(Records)
• • • • • • •

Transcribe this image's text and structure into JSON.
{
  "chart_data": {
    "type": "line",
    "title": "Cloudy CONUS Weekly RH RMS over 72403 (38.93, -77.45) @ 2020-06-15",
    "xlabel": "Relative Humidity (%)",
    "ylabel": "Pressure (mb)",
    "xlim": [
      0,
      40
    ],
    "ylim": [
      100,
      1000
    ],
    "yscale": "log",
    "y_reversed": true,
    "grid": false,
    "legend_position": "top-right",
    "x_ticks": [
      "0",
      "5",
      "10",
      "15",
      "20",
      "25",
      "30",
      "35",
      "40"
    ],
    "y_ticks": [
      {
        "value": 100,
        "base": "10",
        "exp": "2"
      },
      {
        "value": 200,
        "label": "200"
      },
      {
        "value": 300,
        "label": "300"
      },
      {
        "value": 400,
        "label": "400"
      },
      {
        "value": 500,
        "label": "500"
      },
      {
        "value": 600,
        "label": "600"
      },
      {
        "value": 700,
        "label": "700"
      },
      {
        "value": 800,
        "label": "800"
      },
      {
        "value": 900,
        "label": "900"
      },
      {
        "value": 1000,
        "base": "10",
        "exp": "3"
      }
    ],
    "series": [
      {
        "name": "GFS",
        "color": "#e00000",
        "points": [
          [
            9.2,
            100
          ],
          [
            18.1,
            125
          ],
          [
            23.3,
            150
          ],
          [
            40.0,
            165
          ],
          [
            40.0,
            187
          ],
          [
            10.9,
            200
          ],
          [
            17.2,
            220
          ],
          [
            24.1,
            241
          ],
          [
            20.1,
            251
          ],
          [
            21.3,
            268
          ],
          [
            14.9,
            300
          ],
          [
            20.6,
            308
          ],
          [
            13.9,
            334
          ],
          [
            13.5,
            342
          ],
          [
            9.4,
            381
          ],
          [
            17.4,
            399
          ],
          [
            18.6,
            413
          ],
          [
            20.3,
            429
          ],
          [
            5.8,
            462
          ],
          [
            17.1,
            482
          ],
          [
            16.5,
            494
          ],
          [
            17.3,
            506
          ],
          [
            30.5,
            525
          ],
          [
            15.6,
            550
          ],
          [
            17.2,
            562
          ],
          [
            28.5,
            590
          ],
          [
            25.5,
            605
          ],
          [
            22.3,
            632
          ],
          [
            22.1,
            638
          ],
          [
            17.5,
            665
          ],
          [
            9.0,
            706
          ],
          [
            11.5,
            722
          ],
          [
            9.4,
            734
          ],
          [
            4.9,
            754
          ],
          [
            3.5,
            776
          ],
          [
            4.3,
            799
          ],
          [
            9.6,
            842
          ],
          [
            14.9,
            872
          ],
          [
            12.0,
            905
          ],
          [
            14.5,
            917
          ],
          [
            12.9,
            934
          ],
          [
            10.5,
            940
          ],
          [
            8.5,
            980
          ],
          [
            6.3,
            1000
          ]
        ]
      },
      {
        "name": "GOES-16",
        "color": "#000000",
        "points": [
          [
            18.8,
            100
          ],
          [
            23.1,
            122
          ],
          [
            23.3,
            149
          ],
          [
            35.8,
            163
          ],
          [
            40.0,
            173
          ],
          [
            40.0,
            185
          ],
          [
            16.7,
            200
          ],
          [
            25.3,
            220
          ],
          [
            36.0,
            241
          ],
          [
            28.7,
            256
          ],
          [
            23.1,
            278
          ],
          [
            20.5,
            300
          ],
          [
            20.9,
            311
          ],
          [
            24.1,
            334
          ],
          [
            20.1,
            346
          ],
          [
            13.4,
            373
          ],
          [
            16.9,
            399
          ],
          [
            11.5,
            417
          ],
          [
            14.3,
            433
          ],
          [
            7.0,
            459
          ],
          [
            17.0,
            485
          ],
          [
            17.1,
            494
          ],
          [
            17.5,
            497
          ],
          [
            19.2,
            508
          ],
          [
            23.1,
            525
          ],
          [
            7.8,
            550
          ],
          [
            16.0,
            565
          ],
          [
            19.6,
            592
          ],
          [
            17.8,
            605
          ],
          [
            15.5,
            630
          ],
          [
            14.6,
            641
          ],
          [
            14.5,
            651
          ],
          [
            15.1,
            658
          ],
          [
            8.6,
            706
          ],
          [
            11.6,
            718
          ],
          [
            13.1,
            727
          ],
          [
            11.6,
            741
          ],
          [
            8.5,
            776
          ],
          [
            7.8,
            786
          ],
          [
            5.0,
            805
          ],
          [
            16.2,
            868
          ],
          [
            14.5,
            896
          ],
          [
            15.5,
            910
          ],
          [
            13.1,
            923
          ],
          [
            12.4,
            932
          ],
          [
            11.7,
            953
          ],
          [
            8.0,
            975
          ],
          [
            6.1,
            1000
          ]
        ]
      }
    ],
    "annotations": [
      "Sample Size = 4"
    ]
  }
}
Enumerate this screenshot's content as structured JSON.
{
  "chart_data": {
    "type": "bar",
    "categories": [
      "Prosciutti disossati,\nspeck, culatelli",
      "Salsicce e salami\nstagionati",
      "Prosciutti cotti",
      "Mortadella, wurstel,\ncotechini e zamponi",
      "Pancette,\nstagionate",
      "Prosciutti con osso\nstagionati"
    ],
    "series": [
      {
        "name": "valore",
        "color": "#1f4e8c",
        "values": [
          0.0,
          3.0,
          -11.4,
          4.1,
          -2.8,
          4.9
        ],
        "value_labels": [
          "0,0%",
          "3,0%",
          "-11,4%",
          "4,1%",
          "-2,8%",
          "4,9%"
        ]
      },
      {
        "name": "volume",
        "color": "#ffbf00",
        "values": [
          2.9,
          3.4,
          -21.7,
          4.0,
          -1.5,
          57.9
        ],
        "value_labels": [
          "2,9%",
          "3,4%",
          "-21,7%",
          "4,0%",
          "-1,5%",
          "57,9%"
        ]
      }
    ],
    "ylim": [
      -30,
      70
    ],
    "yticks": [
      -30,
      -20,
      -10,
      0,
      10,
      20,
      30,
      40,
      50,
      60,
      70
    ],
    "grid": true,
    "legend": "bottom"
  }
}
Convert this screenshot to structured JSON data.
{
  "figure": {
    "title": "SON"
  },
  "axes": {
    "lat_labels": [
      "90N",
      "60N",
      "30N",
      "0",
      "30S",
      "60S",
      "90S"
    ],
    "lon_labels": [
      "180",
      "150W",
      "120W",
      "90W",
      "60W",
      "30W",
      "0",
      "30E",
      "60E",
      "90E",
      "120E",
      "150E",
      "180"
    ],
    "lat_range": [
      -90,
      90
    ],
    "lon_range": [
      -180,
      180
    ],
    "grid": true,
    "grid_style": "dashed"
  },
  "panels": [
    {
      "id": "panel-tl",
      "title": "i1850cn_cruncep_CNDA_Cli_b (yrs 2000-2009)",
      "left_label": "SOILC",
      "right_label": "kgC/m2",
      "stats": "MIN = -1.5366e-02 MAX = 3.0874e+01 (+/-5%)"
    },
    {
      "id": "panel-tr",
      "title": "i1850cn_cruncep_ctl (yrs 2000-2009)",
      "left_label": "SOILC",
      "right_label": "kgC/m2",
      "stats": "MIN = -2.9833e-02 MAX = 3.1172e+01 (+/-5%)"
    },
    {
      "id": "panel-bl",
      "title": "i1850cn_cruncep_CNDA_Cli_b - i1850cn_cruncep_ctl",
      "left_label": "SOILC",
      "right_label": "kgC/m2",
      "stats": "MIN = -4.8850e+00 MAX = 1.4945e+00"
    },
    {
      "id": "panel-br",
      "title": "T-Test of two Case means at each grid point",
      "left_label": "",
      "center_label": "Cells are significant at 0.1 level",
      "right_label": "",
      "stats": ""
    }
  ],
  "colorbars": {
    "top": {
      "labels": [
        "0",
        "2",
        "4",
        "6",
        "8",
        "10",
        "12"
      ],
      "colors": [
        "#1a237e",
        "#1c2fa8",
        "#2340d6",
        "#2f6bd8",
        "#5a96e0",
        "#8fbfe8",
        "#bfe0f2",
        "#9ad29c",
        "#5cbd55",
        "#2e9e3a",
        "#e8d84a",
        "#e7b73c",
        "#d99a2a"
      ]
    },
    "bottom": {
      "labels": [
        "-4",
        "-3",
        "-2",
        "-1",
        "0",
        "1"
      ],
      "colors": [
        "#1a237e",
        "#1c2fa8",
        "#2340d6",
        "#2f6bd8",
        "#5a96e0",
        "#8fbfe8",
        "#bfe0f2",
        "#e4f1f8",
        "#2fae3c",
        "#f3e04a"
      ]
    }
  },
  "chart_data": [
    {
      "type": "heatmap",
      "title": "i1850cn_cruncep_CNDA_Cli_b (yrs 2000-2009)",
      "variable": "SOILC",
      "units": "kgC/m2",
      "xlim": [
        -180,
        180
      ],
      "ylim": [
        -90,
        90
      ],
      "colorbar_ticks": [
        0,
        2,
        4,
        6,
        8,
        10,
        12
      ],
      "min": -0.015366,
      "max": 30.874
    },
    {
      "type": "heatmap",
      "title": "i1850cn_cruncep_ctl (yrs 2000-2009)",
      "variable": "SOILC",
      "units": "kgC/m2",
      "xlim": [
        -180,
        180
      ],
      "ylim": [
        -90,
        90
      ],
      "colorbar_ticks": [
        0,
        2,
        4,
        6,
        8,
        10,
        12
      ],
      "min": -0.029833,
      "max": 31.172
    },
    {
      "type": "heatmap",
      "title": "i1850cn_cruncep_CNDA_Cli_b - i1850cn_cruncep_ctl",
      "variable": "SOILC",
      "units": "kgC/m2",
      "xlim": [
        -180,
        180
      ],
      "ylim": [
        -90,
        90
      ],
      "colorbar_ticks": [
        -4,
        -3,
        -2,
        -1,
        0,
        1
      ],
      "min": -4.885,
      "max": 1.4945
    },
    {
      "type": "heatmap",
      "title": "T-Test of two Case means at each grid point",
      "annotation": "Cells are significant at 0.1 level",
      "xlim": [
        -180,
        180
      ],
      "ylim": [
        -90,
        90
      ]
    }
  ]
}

• • • • • • •

• Task to carry out:
Collect every line with the string "Prosciutti" from the records, and copy each.

• Result of the exercise:
      "Prosciutti disossati,\nspeck, culatelli",
      "Prosciutti cotti",
      "Prosciutti con osso\nstagionati"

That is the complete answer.